■ 正文部分 ■
===
文章信息/Info

Title:

Application and Progress of Quantitative Micro- and Nano- structure Characterization for Materials Design of Al alloys

作者:

李凱1; 2; 杜勇1; 2; 趙丕植3; 金展鵬4

(1. 中南大學 粉末冶金國家重點實驗室，湖南省 長沙市 410083 中國；
2. 中南大學 中德鋁合金微結構聯合實驗室，湖南省 長沙市 410083 中國；
3.中鋁科學技術研究院有限公司，北京市102209 中國；
4. 中南大學 材料科學與工程學院，湖南省 長沙市 410083 中國)

Author(s):

LI Kai1; 2;  DU Yong1; 2;  ZHAO Pizhi3;  JIN Zhanpeng4

 (1. State Key Laboratory of Powder Metallurgy, Central South University, Changsha 410083, China;
2. Sino-German Cooperation Group “Microstructure in Al alloys”, Central South University, Changsha 410083, China;
3. CHINALCO Research Institute of Science and Technology, Beijing 102209, China;
 4. School of Materials Science and Engineering, Central South University, Changsha 410083, China)
===
■ 任務目標 ■
• 1. 根據上面的文章信息回答下列問題：
(a) 作者趙丕植所屬的單位是哪一個？
(b) 英文標題研究的是哪一類合金？
(c) 中南大學各單位地址中的郵遞區號是多少？
• 2. 按中文名稱列出上面的文章信息中提到的全部作者單位。
• 3. 逐字照錄上面的文章信息中從“Application and Progress”起，直到“長沙市 410083 中國)”為止（含該處）的文字。
===
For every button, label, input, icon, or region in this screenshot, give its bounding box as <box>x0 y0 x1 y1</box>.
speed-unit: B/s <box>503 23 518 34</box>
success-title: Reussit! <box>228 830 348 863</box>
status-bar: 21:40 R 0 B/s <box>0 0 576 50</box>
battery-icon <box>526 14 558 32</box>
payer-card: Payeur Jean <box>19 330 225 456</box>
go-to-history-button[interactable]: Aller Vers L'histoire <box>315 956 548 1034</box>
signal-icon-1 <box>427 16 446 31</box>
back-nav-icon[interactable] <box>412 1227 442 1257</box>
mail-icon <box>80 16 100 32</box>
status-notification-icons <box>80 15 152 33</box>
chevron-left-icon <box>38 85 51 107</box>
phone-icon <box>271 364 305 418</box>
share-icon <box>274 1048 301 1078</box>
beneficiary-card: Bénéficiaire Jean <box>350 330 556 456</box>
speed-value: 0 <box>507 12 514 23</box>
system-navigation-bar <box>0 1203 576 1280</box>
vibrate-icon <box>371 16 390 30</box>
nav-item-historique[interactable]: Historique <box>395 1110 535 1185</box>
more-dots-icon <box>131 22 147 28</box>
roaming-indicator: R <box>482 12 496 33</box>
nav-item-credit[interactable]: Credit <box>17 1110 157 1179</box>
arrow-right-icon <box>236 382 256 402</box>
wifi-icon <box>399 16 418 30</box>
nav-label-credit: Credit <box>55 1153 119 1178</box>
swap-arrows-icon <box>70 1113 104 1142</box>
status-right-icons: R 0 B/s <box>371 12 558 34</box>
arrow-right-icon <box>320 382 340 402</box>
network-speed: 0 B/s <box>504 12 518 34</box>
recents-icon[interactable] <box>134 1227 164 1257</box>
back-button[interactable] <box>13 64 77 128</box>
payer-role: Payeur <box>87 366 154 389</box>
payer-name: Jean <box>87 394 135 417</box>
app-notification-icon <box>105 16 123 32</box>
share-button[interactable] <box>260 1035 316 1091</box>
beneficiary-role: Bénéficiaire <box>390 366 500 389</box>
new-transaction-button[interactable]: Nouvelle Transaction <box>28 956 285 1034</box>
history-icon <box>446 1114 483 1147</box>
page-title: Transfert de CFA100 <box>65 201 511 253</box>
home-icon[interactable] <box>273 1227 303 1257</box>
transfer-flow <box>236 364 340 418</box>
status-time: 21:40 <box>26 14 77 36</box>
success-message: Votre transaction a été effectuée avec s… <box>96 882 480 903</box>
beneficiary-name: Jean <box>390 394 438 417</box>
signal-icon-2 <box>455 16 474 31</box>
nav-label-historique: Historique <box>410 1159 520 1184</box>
===
■ 完整解答 ■
• 1.
(a) 中鋁科學技術研究院有限公司
(b) 鋁合金（Al alloys）
(c) 410083

• 2.
1. 中南大學 粉末冶金國家重點實驗室
2. 中南大學 中德鋁合金微結構聯合實驗室
3. 中鋁科學技術研究院有限公司
4. 中南大學 材料科學與工程學院

• 3.
Application and Progress of Quantitative Micro- and Nano- structure Characterization for Materials Design of Al alloys

作者:

李凱1; 2; 杜勇1; 2; 趙丕植3; 金展鵬4

(1. 中南大學 粉末冶金國家重點實驗室，湖南省 長沙市 410083 中國；
2. 中南大學 中德鋁合金微結構聯合實驗室，湖南省 長沙市 410083 中國；
3.中鋁科學技術研究院有限公司，北京市102209 中國；
4. 中南大學 材料科學與工程學院，湖南省 長沙市 410083 中國)